Search the data for the string "Pixel" and gather each line it is in.

= = =

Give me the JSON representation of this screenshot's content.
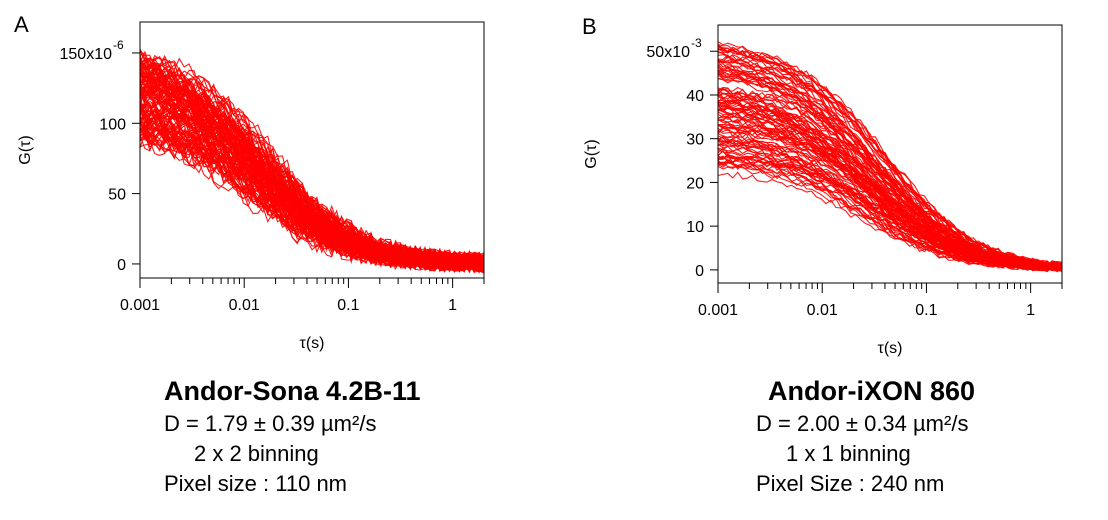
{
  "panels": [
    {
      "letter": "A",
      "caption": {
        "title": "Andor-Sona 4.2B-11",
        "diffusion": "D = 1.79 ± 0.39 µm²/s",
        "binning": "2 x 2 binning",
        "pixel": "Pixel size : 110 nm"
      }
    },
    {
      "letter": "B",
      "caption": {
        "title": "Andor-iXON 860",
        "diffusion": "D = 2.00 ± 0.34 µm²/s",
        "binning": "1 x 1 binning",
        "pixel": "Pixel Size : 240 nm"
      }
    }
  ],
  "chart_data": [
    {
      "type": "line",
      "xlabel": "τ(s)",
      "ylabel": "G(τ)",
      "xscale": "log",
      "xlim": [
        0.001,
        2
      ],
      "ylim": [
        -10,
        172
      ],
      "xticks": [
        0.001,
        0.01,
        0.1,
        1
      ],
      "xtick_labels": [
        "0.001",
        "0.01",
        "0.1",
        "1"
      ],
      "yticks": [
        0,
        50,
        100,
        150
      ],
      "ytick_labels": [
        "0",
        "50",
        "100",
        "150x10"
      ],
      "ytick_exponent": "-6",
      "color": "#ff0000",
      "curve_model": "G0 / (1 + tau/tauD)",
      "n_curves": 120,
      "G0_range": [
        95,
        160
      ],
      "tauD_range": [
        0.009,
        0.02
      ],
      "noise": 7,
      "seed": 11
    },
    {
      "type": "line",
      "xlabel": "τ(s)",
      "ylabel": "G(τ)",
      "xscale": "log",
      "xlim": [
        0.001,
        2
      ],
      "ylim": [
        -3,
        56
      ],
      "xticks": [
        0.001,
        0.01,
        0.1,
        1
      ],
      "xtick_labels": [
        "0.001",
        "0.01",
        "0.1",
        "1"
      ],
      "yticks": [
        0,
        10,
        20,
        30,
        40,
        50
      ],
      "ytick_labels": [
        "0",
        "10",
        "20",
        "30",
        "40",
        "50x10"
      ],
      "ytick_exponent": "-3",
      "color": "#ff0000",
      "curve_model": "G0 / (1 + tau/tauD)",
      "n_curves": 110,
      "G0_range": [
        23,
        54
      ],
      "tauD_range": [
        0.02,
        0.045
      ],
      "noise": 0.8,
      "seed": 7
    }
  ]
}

= = =

**EXPECTED OUTPUT**:
        "pixel": "Pixel size : 110 nm"
        "pixel": "Pixel Size : 240 nm"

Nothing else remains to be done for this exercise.